(Work to do): Check each line of the listing below for the string "ENERGY", and copy the ones that have it.

___ Data to process ___

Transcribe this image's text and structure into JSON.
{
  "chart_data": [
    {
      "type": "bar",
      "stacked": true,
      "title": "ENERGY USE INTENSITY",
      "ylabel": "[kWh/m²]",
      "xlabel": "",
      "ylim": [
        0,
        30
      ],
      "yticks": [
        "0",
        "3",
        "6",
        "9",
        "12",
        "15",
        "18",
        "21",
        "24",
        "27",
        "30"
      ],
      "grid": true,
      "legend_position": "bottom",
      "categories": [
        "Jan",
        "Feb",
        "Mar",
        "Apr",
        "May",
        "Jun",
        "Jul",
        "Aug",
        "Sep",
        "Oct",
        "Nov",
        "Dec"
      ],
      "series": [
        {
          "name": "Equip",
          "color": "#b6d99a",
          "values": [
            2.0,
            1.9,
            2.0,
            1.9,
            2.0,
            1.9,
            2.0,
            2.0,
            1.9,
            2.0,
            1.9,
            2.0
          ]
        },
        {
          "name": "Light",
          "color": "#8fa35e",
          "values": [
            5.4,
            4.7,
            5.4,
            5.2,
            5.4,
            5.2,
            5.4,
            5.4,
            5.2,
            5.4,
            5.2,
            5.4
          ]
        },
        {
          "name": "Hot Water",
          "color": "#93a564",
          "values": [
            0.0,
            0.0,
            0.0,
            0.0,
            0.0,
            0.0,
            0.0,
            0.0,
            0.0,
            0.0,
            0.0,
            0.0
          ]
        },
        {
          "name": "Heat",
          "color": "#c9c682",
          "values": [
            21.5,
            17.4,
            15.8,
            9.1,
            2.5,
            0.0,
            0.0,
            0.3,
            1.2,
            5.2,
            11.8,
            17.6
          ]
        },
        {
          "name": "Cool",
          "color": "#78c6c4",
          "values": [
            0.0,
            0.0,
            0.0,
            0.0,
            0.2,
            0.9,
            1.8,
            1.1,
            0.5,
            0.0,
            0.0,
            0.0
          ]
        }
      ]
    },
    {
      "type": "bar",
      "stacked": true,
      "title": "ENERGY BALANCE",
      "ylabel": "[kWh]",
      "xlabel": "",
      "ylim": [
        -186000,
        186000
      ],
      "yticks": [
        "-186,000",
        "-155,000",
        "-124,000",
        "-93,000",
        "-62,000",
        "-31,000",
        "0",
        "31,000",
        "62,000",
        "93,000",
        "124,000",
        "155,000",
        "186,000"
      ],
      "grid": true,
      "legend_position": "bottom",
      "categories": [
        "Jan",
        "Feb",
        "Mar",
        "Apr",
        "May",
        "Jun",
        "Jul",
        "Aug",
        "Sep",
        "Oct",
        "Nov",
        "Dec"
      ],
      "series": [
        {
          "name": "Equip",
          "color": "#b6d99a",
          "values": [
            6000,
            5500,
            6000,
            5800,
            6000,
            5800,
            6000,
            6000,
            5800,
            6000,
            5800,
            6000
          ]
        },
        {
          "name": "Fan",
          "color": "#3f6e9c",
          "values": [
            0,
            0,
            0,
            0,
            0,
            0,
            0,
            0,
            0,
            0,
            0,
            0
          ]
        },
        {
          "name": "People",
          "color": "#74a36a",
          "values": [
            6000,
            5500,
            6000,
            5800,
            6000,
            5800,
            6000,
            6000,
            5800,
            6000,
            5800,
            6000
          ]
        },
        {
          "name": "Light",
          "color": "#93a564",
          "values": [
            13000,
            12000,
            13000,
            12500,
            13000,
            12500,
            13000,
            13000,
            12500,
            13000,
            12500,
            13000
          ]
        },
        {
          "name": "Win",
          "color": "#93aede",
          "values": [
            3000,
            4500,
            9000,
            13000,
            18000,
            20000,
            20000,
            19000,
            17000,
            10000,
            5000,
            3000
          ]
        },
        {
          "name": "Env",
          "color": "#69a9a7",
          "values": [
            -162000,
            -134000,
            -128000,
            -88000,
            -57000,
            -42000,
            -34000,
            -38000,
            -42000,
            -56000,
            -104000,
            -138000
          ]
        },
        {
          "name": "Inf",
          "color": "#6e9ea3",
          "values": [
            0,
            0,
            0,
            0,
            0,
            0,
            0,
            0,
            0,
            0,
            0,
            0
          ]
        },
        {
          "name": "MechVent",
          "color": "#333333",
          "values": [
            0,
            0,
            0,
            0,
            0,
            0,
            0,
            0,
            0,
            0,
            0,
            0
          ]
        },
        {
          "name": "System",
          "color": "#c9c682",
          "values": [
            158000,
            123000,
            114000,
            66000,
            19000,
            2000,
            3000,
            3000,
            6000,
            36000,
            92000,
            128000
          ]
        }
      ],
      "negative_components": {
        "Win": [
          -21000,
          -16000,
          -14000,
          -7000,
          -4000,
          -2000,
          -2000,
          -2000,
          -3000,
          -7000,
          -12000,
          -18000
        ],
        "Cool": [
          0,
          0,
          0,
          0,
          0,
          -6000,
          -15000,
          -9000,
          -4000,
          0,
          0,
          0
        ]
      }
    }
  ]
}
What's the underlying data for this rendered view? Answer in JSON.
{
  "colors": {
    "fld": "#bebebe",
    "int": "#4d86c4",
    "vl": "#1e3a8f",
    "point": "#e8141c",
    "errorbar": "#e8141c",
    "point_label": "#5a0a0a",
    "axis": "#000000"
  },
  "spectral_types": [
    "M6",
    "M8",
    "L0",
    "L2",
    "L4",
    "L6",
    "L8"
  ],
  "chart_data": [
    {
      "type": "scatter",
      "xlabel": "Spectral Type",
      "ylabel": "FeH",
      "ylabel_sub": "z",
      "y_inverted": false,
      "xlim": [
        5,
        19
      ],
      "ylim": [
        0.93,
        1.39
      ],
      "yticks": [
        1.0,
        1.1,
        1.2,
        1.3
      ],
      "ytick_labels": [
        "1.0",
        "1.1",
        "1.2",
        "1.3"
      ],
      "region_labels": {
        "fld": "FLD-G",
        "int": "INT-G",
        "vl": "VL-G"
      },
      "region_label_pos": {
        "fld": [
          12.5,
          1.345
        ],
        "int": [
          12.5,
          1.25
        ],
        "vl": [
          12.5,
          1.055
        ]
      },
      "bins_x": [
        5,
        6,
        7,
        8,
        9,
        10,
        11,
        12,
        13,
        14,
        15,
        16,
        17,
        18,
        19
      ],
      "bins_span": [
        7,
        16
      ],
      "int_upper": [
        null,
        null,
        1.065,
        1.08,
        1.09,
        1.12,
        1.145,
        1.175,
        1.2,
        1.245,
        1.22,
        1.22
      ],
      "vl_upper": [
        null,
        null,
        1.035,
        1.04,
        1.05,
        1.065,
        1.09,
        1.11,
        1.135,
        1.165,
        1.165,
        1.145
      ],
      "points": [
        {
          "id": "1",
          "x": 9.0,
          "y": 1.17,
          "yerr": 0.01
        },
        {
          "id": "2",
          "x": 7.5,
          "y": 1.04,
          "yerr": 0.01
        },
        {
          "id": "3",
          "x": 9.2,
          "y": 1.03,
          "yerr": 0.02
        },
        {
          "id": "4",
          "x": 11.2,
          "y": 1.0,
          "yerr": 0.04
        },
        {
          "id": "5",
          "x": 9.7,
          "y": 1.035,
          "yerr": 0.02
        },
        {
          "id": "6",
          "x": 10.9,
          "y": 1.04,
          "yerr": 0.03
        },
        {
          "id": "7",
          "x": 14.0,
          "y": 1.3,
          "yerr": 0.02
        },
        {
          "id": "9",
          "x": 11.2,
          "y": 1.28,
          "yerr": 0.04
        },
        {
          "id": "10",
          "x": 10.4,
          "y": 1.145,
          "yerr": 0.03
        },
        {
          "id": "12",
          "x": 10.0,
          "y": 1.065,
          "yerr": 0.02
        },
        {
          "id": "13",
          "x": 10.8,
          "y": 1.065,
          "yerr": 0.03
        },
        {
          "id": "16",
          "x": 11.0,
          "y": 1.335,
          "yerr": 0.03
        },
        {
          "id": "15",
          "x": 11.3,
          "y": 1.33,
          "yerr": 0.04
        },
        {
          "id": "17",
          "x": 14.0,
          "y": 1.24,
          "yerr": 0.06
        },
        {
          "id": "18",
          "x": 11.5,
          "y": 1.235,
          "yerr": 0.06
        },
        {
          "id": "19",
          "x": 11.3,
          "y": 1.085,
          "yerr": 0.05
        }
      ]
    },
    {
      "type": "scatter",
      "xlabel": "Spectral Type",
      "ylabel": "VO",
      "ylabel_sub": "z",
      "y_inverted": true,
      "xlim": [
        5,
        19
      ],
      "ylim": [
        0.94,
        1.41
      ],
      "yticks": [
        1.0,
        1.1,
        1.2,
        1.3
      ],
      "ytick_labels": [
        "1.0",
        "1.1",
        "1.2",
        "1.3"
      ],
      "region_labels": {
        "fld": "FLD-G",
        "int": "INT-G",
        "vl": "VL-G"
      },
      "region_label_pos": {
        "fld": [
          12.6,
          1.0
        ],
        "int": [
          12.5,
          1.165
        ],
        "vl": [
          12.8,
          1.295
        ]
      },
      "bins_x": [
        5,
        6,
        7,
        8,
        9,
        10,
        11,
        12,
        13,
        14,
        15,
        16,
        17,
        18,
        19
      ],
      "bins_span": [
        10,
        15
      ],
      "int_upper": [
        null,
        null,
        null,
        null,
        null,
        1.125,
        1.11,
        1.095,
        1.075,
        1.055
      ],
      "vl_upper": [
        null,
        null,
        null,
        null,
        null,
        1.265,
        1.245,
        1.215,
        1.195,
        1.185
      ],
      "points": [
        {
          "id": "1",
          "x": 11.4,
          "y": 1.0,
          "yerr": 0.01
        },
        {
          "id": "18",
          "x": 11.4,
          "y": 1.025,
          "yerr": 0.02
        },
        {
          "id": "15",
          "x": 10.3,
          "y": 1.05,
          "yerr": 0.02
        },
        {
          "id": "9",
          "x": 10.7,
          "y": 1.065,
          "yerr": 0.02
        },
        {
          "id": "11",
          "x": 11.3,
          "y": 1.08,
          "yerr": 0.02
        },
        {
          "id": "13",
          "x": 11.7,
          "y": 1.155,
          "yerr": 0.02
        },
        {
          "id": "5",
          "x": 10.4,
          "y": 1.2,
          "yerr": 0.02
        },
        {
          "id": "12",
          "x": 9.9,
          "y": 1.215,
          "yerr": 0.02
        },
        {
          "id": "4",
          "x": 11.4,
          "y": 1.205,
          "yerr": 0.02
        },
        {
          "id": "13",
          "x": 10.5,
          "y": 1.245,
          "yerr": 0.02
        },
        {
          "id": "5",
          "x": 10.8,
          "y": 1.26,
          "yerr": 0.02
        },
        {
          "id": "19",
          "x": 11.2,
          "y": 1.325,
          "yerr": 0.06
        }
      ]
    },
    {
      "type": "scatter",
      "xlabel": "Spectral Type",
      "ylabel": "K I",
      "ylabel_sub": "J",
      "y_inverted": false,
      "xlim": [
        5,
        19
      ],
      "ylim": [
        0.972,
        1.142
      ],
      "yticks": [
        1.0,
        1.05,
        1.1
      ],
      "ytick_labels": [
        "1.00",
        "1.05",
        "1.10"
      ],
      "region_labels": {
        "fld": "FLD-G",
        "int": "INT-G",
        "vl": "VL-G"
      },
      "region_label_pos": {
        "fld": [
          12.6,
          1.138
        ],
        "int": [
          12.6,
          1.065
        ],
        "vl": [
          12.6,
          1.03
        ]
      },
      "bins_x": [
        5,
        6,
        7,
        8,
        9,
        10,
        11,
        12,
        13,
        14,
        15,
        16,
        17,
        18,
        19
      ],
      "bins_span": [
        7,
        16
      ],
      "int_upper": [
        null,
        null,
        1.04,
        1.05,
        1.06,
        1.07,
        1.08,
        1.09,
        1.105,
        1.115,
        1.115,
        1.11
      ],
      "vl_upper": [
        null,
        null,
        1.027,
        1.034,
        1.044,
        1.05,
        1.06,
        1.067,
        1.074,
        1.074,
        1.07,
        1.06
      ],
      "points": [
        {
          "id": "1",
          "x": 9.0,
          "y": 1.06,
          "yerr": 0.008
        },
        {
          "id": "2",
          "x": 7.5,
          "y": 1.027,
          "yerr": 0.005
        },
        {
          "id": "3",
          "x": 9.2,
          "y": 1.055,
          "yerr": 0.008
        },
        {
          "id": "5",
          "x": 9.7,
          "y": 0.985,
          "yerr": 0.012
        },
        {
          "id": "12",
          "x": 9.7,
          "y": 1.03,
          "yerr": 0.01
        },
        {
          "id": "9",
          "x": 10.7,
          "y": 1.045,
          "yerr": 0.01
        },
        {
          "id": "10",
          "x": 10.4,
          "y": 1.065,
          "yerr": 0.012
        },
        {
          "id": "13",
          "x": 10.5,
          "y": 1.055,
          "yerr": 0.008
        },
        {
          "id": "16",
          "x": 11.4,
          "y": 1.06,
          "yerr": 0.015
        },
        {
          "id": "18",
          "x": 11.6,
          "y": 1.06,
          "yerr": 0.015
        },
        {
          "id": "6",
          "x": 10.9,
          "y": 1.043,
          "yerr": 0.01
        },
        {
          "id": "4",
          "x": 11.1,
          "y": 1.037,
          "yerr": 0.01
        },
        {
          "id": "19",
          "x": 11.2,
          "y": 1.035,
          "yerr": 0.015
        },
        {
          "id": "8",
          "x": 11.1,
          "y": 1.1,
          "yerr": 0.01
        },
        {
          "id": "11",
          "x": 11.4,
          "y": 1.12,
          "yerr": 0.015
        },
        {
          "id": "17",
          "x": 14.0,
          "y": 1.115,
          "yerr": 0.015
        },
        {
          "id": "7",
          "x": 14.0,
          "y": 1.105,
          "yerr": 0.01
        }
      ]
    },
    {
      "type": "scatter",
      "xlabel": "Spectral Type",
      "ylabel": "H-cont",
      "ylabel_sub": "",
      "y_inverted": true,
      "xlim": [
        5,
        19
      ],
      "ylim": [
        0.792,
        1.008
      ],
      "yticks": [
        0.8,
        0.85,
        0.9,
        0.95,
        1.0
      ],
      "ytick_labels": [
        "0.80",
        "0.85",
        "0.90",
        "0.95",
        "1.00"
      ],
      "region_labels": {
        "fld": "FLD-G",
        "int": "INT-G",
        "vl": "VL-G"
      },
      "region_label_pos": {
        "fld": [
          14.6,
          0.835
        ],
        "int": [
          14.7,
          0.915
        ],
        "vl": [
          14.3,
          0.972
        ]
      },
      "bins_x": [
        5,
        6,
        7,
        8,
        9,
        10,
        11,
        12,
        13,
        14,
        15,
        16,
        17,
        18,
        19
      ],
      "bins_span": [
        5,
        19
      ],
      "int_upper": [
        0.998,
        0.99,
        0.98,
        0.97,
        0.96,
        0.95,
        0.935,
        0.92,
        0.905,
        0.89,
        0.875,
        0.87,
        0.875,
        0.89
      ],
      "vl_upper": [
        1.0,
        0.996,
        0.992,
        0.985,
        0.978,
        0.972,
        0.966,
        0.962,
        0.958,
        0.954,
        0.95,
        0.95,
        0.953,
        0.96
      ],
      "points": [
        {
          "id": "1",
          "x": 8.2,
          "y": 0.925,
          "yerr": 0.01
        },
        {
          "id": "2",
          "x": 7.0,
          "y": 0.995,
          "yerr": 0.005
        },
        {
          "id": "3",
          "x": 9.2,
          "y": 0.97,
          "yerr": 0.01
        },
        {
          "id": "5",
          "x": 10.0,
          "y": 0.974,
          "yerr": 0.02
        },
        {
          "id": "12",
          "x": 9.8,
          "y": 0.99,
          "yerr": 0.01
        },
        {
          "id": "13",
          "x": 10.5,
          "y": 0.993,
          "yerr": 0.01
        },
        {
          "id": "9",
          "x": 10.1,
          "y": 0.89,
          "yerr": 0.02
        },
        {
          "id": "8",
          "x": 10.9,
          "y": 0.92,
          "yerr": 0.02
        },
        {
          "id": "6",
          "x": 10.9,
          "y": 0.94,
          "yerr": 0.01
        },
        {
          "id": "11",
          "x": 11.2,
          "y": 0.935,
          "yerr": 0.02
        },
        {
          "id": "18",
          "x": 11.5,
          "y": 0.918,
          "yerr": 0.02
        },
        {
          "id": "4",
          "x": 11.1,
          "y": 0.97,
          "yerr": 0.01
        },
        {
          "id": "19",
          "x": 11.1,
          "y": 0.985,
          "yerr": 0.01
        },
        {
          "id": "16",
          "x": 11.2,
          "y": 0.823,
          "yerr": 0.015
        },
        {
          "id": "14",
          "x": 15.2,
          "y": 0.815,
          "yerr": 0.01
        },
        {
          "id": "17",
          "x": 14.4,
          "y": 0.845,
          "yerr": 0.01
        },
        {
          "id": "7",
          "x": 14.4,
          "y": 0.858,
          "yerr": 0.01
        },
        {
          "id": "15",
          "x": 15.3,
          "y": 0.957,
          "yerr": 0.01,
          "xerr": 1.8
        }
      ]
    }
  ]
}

___

(Expected answer):
      "title": "ENERGY USE INTENSITY",
      "title": "ENERGY BALANCE",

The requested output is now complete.